▶ _DATA FOR THIS TASK_

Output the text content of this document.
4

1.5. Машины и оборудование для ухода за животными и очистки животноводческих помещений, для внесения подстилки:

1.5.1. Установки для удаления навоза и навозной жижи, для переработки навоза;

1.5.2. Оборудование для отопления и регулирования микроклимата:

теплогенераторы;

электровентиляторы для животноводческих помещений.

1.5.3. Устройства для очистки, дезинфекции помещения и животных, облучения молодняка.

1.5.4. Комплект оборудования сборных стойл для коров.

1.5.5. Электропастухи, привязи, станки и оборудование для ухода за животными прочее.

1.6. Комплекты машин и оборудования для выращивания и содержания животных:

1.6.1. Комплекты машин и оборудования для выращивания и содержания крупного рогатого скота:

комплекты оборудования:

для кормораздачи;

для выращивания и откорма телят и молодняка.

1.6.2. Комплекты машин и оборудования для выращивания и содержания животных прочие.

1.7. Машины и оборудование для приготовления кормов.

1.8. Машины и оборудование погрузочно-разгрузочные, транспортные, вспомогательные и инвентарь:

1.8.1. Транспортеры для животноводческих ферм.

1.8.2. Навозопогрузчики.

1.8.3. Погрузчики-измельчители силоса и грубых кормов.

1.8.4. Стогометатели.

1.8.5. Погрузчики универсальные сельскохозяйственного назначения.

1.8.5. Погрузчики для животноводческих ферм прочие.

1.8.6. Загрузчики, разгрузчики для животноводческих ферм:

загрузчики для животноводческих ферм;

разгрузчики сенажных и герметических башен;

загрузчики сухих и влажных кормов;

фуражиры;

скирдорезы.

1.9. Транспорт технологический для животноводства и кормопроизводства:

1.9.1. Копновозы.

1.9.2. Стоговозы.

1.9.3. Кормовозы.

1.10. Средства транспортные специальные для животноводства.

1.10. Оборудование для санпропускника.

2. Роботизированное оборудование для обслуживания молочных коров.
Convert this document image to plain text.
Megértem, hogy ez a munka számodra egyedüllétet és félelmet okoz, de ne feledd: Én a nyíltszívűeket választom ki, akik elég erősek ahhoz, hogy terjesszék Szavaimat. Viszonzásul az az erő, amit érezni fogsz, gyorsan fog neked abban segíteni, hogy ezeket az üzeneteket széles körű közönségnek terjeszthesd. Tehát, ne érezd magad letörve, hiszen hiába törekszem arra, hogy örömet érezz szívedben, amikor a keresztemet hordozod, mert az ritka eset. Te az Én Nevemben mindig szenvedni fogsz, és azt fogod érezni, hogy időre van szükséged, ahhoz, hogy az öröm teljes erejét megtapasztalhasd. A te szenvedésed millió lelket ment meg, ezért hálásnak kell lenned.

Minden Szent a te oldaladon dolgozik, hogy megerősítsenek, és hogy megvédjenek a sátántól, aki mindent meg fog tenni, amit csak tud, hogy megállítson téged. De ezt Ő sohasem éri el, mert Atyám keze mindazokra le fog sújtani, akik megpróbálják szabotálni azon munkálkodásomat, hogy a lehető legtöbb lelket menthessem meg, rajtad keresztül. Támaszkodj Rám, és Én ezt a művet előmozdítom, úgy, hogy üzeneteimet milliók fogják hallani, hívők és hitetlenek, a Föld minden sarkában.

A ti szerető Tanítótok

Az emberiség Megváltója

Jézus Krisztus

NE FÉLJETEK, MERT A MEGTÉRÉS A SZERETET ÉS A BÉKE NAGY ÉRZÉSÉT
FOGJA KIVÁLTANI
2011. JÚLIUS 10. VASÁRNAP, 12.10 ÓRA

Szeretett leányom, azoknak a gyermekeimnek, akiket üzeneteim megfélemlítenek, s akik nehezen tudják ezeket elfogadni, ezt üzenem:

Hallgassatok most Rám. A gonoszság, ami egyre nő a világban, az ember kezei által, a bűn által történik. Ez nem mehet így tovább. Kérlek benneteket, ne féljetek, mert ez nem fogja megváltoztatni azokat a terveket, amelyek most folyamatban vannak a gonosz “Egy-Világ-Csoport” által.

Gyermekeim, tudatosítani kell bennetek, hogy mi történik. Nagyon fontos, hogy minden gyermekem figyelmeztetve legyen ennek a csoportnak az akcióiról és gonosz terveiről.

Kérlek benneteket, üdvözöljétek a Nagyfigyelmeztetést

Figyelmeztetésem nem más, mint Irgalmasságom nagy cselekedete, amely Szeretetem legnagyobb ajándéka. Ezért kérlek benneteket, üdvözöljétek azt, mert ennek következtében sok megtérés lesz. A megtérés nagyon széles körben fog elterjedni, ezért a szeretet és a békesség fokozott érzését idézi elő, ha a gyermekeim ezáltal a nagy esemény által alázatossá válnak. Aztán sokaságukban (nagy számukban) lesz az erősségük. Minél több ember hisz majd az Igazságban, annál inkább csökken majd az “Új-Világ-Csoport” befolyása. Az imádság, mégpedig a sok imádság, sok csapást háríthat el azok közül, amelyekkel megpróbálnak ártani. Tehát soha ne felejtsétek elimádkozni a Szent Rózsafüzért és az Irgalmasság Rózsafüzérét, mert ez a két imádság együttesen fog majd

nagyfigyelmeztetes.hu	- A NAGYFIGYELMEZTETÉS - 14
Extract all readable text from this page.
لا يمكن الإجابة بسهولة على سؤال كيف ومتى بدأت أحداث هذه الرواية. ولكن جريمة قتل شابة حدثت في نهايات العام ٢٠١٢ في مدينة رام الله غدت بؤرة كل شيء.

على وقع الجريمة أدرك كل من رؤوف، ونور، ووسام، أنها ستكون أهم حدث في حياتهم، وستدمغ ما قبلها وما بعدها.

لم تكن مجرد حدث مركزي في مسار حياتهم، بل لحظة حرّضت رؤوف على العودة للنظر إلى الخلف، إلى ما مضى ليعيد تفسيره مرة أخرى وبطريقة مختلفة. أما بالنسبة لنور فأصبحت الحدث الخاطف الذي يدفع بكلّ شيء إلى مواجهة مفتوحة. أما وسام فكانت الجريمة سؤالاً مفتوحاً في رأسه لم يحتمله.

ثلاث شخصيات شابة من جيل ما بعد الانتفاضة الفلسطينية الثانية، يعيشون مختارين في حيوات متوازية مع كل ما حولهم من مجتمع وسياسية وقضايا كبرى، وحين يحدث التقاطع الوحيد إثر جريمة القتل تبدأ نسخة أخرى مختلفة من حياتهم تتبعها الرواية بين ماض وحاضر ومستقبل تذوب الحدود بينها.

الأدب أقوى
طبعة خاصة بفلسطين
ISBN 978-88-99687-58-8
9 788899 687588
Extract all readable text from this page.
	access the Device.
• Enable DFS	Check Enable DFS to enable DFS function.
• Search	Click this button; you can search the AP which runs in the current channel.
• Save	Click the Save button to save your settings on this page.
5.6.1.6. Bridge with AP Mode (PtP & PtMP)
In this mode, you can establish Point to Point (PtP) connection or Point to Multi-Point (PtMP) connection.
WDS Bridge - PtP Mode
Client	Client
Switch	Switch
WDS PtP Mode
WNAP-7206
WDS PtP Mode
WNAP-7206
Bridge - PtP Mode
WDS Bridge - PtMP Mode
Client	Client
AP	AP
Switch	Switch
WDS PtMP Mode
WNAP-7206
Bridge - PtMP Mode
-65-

▶ _WRITTEN REQUEST_
Find the lines holding "животных" and list every one.

▶ _ANSWER FOR THE TASK_
1.5.3. Устройства для очистки, дезинфекции помещения и животных, облучения молодняка.
1.6. Комплекты машин и оборудования для выращивания и содержания животных:
1.6.2. Комплекты машин и оборудования для выращивания и содержания животных прочие.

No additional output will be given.